## Job
Each entry below is to be transcribed exactly.
• • • • •
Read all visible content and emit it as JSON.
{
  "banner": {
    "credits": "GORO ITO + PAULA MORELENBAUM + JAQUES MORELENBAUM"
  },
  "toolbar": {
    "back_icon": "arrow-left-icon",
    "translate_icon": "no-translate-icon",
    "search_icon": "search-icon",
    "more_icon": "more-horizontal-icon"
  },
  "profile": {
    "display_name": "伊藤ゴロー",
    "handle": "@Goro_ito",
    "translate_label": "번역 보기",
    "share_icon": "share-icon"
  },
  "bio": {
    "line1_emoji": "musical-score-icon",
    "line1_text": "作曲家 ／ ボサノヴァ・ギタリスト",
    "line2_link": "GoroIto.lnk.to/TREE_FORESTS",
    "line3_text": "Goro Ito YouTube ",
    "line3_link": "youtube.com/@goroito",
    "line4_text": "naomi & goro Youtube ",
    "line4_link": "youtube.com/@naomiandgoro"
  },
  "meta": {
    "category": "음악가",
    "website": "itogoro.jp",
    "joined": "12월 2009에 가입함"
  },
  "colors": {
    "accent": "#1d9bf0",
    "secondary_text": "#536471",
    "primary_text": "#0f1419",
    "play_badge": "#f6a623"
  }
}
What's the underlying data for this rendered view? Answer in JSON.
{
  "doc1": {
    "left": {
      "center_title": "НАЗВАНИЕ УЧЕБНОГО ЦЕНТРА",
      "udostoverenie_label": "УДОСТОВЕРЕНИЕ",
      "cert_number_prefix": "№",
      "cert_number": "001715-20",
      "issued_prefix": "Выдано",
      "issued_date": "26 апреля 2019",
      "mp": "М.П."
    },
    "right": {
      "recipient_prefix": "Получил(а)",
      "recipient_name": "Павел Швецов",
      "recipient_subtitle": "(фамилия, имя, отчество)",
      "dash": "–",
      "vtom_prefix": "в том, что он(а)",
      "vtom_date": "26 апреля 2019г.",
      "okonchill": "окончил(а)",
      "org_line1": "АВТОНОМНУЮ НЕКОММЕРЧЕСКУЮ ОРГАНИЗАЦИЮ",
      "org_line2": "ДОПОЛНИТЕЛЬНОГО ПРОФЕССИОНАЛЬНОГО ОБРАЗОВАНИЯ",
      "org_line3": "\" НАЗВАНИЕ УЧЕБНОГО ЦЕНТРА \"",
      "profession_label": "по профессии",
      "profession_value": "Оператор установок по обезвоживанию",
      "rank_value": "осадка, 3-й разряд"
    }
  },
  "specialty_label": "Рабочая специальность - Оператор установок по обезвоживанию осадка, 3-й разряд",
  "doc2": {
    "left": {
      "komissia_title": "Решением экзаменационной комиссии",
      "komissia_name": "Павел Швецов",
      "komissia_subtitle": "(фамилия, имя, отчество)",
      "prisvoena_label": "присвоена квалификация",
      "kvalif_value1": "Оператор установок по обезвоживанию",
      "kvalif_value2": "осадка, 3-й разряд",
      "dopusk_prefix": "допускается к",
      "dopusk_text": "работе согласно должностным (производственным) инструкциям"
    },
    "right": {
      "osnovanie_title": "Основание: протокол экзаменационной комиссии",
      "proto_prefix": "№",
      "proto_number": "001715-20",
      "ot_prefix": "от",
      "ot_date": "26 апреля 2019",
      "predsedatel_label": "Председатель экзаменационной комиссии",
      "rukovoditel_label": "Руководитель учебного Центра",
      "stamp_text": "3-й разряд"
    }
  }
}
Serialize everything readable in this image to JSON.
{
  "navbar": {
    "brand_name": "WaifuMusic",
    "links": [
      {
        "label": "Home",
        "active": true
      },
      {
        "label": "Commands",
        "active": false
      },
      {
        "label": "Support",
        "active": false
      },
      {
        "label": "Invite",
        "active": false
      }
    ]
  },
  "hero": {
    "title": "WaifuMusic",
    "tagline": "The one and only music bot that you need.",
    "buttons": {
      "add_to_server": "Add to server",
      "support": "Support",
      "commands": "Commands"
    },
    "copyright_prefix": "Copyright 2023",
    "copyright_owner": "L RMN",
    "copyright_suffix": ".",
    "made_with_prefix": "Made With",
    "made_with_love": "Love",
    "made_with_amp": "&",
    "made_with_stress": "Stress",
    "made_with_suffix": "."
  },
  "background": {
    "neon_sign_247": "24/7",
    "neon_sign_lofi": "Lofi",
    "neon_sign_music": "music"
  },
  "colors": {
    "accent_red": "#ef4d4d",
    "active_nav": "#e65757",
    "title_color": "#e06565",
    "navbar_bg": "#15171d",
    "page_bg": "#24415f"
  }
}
• • • • •
## Full response
Read all visible content and emit it as JSON.
{
  "banner": {
    "credits": "GORO ITO + PAULA MORELENBAUM + JAQUES MORELENBAUM"
  },
  "toolbar": {
    "back_icon": "arrow-left-icon",
    "translate_icon": "no-translate-icon",
    "search_icon": "search-icon",
    "more_icon": "more-horizontal-icon"
  },
  "profile": {
    "display_name": "伊藤ゴロー",
    "handle": "@Goro_ito",
    "translate_label": "번역 보기",
    "share_icon": "share-icon"
  },
  "bio": {
    "line1_emoji": "musical-score-icon",
    "line1_text": "作曲家 ／ ボサノヴァ・ギタリスト",
    "line2_link": "GoroIto.lnk.to/TREE_FORESTS",
    "line3_text": "Goro Ito YouTube ",
    "line3_link": "youtube.com/@goroito",
    "line4_text": "naomi & goro Youtube ",
    "line4_link": "youtube.com/@naomiandgoro"
  },
  "meta": {
    "category": "음악가",
    "website": "itogoro.jp",
    "joined": "12월 2009에 가입함"
  },
  "colors": {
    "accent": "#1d9bf0",
    "secondary_text": "#536471",
    "primary_text": "#0f1419",
    "play_badge": "#f6a623"
  }
}
What's the underlying data for this rendered view? Answer in JSON.
{
  "doc1": {
    "left": {
      "center_title": "НАЗВАНИЕ УЧЕБНОГО ЦЕНТРА",
      "udostoverenie_label": "УДОСТОВЕРЕНИЕ",
      "cert_number_prefix": "№",
      "cert_number": "001715-20",
      "issued_prefix": "Выдано",
      "issued_date": "26 апреля 2019",
      "mp": "М.П."
    },
    "right": {
      "recipient_prefix": "Получил(а)",
      "recipient_name": "Павел Швецов",
      "recipient_subtitle": "(фамилия, имя, отчество)",
      "dash": "–",
      "vtom_prefix": "в том, что он(а)",
      "vtom_date": "26 апреля 2019г.",
      "okonchill": "окончил(а)",
      "org_line1": "АВТОНОМНУЮ НЕКОММЕРЧЕСКУЮ ОРГАНИЗАЦИЮ",
      "org_line2": "ДОПОЛНИТЕЛЬНОГО ПРОФЕССИОНАЛЬНОГО ОБРАЗОВАНИЯ",
      "org_line3": "\" НАЗВАНИЕ УЧЕБНОГО ЦЕНТРА \"",
      "profession_label": "по профессии",
      "profession_value": "Оператор установок по обезвоживанию",
      "rank_value": "осадка, 3-й разряд"
    }
  },
  "specialty_label": "Рабочая специальность - Оператор установок по обезвоживанию осадка, 3-й разряд",
  "doc2": {
    "left": {
      "komissia_title": "Решением экзаменационной комиссии",
      "komissia_name": "Павел Швецов",
      "komissia_subtitle": "(фамилия, имя, отчество)",
      "prisvoena_label": "присвоена квалификация",
      "kvalif_value1": "Оператор установок по обезвоживанию",
      "kvalif_value2": "осадка, 3-й разряд",
      "dopusk_prefix": "допускается к",
      "dopusk_text": "работе согласно должностным (производственным) инструкциям"
    },
    "right": {
      "osnovanie_title": "Основание: протокол экзаменационной комиссии",
      "proto_prefix": "№",
      "proto_number": "001715-20",
      "ot_prefix": "от",
      "ot_date": "26 апреля 2019",
      "predsedatel_label": "Председатель экзаменационной комиссии",
      "rukovoditel_label": "Руководитель учебного Центра",
      "stamp_text": "3-й разряд"
    }
  }
}
Serialize everything readable in this image to JSON.
{
  "navbar": {
    "brand_name": "WaifuMusic",
    "links": [
      {
        "label": "Home",
        "active": true
      },
      {
        "label": "Commands",
        "active": false
      },
      {
        "label": "Support",
        "active": false
      },
      {
        "label": "Invite",
        "active": false
      }
    ]
  },
  "hero": {
    "title": "WaifuMusic",
    "tagline": "The one and only music bot that you need.",
    "buttons": {
      "add_to_server": "Add to server",
      "support": "Support",
      "commands": "Commands"
    },
    "copyright_prefix": "Copyright 2023",
    "copyright_owner": "L RMN",
    "copyright_suffix": ".",
    "made_with_prefix": "Made With",
    "made_with_love": "Love",
    "made_with_amp": "&",
    "made_with_stress": "Stress",
    "made_with_suffix": "."
  },
  "background": {
    "neon_sign_247": "24/7",
    "neon_sign_lofi": "Lofi",
    "neon_sign_music": "music"
  },
  "colors": {
    "accent_red": "#ef4d4d",
    "active_nav": "#e65757",
    "title_color": "#e06565",
    "navbar_bg": "#15171d",
    "page_bg": "#24415f"
  }
}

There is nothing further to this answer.